» Short exercise A
Write out the part of the Ellen Lee biography that begins at the words "Early life and" and stops after the words "of Laws degree.".

» Supplied passage
☆ ☆ ☆ ☆ ☆

Ellen Lee Geck Hoon (; born 13 April 1957) is a Singaporean former politician. A member of the governing People's Action Party (PAP), she was the Member of Parliament (MP) for the Sembawang GRC for Woodlands from 27 April 2006 to 11 September 2015. She also holds a job at Singaporean law firm Ramdas and Wong. She replaced Chin Tet Yung as the Sembawang GRC MP on 27 April 2006 and was replaced with Amrin Amin on 11 September 2015.

Early life and education
Lee was born in Singapore on 13 April 1957. She attended the Toa Payoh-based CHIJ Primary in 1963 and later CHIJ Secondary. After completing her GCE Advanced Level examinations, Lee went on to study at the National University of Singapore, graduated in 1980 with a Bachelor of Laws degree.

Career
Lee began her professional law career at law firm Messrs Lim Kiap Khee & Co, starting out as a legal assistant in January 1981. Rising up the ranks, she was promoted to Sole Proprietor in October 1984. Lee left Messrs in September 2005. Since October 2005, she has been working at Ramdas & Wong as a law consultant, her area of expertise being, among others, family law, adoption and custody of children, bankruptcy and insolvency law, corporate and commercial law, conveyancing and property law, and immigration law. Lee enjoyed a decade's stint as chairperson of the Singapore Law Society's Family Law Practice Committee.

☆ ☆ ☆ ☆ ☆

» Input records
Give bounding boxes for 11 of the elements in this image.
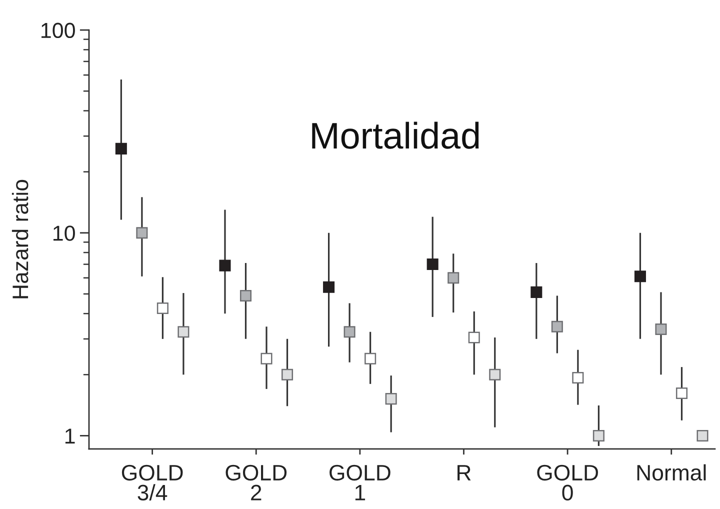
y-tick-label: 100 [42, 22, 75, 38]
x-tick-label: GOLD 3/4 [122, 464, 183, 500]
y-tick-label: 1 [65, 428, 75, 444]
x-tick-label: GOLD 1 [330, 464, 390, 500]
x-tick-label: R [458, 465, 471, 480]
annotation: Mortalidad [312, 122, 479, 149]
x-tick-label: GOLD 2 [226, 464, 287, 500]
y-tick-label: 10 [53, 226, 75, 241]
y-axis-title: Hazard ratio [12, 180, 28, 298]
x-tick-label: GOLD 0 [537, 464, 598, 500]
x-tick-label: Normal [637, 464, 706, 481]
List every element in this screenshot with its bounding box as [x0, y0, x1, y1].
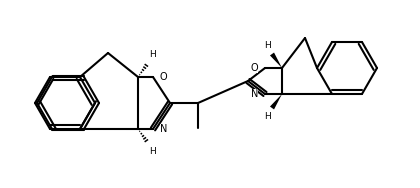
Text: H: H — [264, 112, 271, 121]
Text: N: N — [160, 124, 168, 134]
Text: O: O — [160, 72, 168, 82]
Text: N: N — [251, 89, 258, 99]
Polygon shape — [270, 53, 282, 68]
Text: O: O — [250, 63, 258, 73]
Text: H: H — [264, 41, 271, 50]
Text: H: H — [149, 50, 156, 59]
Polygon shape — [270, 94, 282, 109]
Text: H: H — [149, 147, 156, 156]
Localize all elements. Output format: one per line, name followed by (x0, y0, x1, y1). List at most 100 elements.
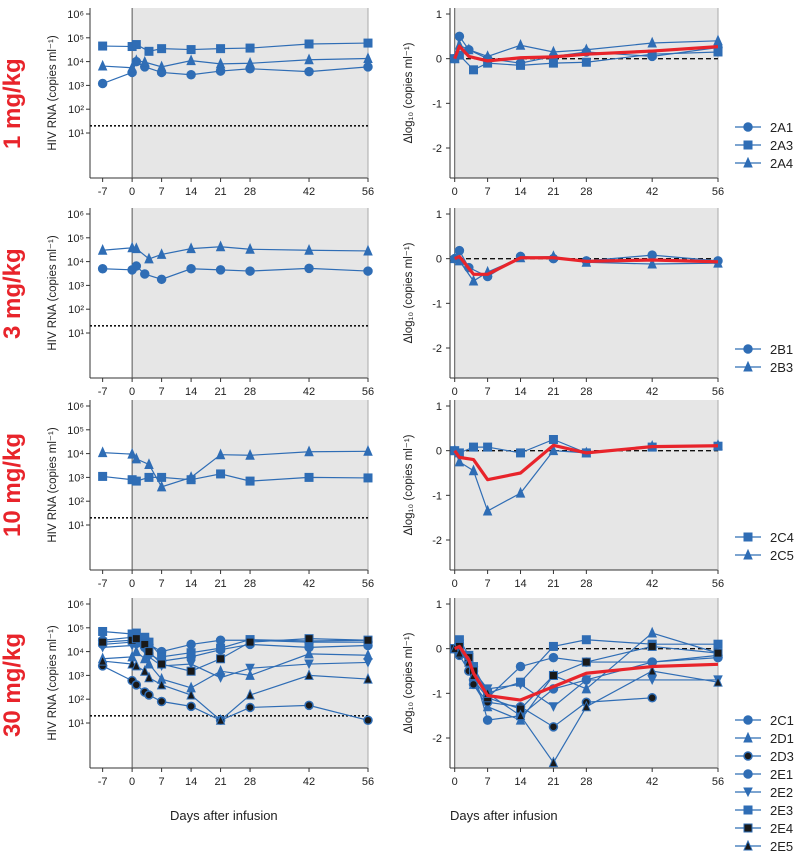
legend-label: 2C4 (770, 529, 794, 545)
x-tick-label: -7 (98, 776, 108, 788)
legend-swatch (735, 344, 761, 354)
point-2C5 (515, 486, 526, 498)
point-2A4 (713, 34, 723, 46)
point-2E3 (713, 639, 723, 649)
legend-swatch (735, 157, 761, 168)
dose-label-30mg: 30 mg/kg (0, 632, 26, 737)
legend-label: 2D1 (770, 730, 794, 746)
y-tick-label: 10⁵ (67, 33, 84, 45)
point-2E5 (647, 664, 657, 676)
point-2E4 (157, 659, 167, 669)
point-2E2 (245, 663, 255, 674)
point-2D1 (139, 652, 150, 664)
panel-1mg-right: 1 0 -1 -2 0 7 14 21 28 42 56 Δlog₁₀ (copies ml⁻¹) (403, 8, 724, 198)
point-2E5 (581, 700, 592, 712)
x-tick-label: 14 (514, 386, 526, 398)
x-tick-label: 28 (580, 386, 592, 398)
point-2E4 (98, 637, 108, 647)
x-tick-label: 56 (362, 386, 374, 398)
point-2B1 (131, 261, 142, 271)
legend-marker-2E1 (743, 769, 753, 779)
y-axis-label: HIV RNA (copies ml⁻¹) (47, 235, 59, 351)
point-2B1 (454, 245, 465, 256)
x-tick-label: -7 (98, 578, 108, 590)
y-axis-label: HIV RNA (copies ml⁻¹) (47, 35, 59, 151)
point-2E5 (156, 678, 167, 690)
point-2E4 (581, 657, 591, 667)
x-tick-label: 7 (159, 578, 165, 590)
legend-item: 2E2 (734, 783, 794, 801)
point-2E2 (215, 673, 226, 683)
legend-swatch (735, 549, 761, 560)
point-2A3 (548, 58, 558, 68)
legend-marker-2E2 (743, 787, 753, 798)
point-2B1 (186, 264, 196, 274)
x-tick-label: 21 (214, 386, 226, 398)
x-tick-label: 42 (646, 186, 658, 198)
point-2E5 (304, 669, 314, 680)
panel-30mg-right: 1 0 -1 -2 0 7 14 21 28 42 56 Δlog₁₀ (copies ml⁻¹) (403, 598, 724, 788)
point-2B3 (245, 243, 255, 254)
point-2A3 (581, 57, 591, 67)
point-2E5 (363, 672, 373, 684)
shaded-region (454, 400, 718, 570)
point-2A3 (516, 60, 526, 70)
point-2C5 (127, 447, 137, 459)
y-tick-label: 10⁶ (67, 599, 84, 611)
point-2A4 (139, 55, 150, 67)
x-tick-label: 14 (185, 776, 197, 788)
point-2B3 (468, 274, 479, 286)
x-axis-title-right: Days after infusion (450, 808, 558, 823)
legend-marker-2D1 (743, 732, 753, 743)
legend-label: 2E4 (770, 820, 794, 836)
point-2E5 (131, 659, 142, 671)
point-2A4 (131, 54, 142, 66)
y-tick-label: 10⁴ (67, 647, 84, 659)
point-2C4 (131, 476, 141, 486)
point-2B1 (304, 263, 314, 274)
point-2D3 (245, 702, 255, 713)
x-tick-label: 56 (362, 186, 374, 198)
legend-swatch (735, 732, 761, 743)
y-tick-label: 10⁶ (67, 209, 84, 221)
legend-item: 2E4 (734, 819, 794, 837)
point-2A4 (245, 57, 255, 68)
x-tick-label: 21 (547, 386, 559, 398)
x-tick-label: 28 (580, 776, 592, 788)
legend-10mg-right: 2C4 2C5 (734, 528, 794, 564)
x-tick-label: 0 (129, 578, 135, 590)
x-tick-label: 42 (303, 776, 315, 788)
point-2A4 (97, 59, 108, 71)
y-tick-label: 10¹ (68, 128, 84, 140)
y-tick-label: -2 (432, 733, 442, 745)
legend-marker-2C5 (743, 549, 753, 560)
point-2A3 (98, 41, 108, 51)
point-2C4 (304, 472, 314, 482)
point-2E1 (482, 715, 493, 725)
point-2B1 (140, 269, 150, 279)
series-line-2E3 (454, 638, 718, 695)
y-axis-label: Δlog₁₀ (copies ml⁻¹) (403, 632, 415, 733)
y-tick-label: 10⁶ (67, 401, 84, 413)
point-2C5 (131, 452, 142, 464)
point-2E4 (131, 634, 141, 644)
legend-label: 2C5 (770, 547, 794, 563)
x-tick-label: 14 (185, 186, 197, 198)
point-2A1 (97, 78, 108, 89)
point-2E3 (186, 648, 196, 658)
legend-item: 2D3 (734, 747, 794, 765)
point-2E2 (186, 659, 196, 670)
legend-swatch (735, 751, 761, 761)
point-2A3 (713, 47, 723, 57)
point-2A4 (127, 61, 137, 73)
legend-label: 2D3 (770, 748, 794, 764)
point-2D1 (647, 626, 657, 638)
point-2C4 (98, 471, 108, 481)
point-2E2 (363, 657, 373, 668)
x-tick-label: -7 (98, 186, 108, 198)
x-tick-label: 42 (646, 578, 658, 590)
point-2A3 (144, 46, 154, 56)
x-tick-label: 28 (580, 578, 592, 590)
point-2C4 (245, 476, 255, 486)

☆ ☆ ☆ ☆ ☆

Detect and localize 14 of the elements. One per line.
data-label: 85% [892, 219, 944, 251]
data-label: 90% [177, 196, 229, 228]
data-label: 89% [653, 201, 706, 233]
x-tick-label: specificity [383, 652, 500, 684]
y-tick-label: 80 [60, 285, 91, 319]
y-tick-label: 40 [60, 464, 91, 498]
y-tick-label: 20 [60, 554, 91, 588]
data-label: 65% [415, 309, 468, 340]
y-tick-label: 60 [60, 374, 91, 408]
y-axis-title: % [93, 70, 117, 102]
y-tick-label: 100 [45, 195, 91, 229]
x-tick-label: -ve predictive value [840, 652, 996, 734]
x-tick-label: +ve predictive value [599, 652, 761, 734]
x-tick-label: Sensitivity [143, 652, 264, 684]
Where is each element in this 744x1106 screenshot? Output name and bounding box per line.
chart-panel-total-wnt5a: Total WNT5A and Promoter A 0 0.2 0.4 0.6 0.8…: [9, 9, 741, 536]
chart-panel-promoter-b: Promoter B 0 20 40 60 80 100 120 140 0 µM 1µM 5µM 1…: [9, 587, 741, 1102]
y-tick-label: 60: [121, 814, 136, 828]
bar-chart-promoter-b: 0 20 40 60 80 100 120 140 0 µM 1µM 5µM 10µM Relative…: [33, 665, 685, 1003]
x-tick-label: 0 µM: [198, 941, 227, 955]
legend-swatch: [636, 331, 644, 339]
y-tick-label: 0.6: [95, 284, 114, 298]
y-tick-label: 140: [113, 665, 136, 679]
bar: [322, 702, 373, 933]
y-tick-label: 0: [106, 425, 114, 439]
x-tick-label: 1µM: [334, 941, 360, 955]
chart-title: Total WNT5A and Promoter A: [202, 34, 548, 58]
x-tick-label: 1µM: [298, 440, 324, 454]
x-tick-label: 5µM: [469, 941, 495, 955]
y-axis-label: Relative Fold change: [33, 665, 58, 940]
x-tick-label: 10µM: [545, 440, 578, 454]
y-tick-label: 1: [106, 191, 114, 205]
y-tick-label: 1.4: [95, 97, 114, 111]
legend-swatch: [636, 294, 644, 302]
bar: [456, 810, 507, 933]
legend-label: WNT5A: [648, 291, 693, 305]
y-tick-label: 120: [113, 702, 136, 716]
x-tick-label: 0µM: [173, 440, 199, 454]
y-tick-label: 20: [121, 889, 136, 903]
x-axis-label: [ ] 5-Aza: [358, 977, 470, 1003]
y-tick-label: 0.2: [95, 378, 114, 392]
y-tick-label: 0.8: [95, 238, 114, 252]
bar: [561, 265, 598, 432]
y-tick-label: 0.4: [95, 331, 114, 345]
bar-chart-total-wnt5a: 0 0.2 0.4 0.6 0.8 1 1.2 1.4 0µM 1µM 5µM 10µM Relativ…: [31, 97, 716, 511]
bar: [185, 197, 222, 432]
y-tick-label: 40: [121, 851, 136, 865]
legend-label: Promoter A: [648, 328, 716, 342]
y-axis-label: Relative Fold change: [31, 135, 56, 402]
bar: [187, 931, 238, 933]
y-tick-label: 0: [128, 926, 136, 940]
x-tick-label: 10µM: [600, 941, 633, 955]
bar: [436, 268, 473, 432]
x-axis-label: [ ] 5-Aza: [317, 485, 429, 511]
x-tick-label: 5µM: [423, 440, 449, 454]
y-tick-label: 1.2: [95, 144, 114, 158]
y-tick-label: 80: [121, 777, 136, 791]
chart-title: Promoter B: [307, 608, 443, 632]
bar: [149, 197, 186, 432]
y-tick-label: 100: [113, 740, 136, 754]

☆ ☆ ☆ ☆ ☆

» Short exercise B
From the entries, lay out as a JSON list of strings, one string per line, the lines starting at the line that contains "Text: H: H — [264, 112, 271, 121]" and stopping after the line that contains "Polygon shape — [270, 94, 282, 109]". Leave out blank lines.

» Complete answer A
Early life and education
Lee was born in Singapore on 13 April 1957. She attended the Toa Payoh-based CHIJ Primary in 1963 and later CHIJ Secondary. After completing her GCE Advanced Level examinations, Lee went on to study at the National University of Singapore, graduated in 1980 with a Bachelor of Laws degree.

» Complete answer B
[
  "Text: H: H — [264, 112, 271, 121]",
  "Text: N: N — [160, 124, 168, 134]",
  "Text: O: O — [160, 72, 168, 82]",
  "Text: N: N — [251, 89, 258, 99]",
  "Polygon shape — [270, 53, 282, 68]",
  "Text: O: O — [250, 63, 258, 73]",
  "Text: H: H — [264, 41, 271, 50]",
  "Text: H: H — [149, 50, 156, 59]",
  "Polygon shape — [270, 94, 282, 109]"
]